• **WHAT THE EXERCISE ASKS**
Can you pull out each line of the data below that includes the word "autorisé"?
▼
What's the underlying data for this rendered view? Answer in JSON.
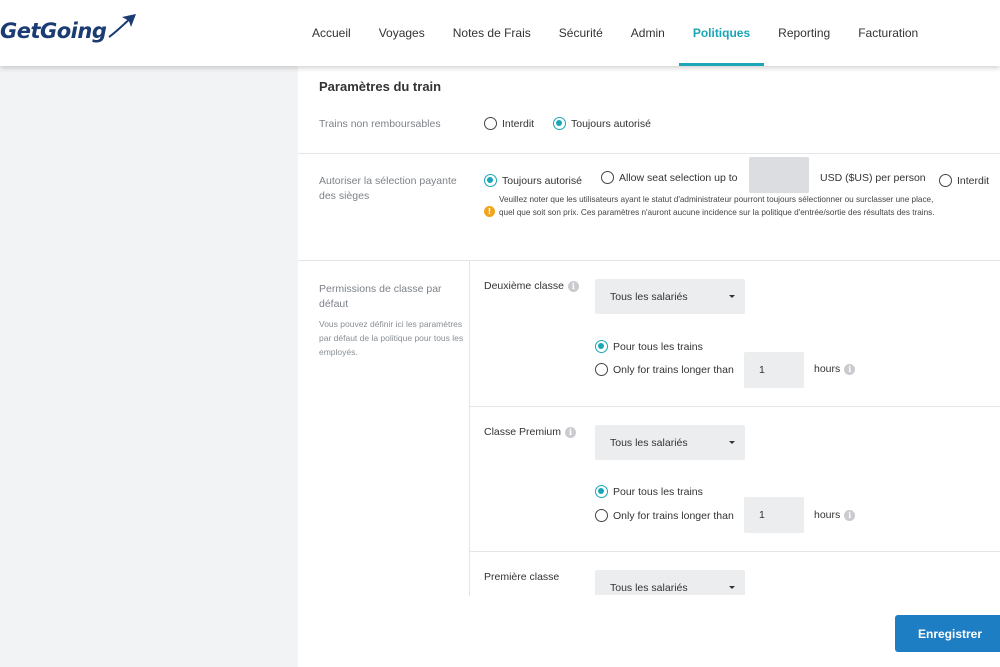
{
  "brand": {
    "logo_text": "GetGoing"
  },
  "nav": {
    "items": [
      {
        "label": "Accueil"
      },
      {
        "label": "Voyages"
      },
      {
        "label": "Notes de Frais"
      },
      {
        "label": "Sécurité"
      },
      {
        "label": "Admin"
      },
      {
        "label": "Politiques",
        "active": true
      },
      {
        "label": "Reporting"
      },
      {
        "label": "Facturation"
      }
    ]
  },
  "colors": {
    "accent": "#1aa6b7",
    "primary_button": "#1e7ec4",
    "warning": "#f0a51c",
    "sidebar_bg": "#f2f3f5"
  },
  "train_settings": {
    "title": "Paramètres du train",
    "non_refundable": {
      "label": "Trains non remboursables",
      "options": [
        {
          "label": "Interdit",
          "selected": false
        },
        {
          "label": "Toujours autorisé",
          "selected": true
        }
      ]
    },
    "seat_selection": {
      "label": "Autoriser la sélection payante des sièges",
      "option_always": "Toujours autorisé",
      "option_upto": "Allow seat selection up to",
      "amount_value": "",
      "currency_suffix": "USD ($US) per person",
      "option_forbidden": "Interdit",
      "selected": "Toujours autorisé",
      "note": "Veuillez noter que les utilisateurs ayant le statut d'administrateur pourront toujours sélectionner ou surclasser une place, quel que soit son prix. Ces paramètres n'auront aucune incidence sur la politique d'entrée/sortie des résultats des trains."
    },
    "class_permissions": {
      "label": "Permissions de classe par défaut",
      "help": "Vous pouvez définir ici les paramètres par défaut de la politique pour tous les employés.",
      "classes": [
        {
          "name": "Deuxième classe",
          "select_value": "Tous les salariés",
          "opt_all": "Pour tous les trains",
          "opt_longer": "Only for trains longer than",
          "hours_value": "1",
          "hours_label": "hours",
          "selected": "all"
        },
        {
          "name": "Classe Premium",
          "select_value": "Tous les salariés",
          "opt_all": "Pour tous les trains",
          "opt_longer": "Only for trains longer than",
          "hours_value": "1",
          "hours_label": "hours",
          "selected": "all"
        },
        {
          "name": "Première classe",
          "select_value": "Tous les salariés"
        }
      ]
    }
  },
  "actions": {
    "save_label": "Enregistrer"
  }
}
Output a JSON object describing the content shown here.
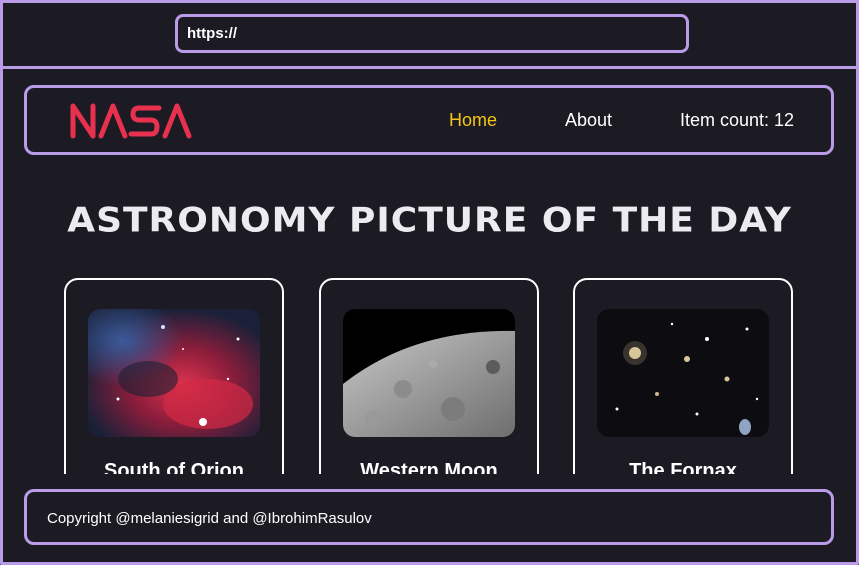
{
  "browser": {
    "url": "https://"
  },
  "nav": {
    "logo_text": "NASA",
    "links": [
      {
        "label": "Home",
        "active": true
      },
      {
        "label": "About",
        "active": false
      }
    ],
    "item_count_label": "Item count: 12"
  },
  "page_title": "Astronomy Picture of the Day",
  "cards": [
    {
      "title": "South of Orion"
    },
    {
      "title": "Western Moon"
    },
    {
      "title": "The Fornax"
    }
  ],
  "footer": {
    "text": "Copyright @melaniesigrid and @IbrohimRasulov"
  },
  "colors": {
    "accent": "#b99be8",
    "active_link": "#f5c518",
    "logo": "#e8314f",
    "background": "#1c1b24"
  }
}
▲
• **FINISHED TASK**
          "label": "Toujours autorisé",
      "option_always": "Toujours autorisé",
      "selected": "Toujours autorisé",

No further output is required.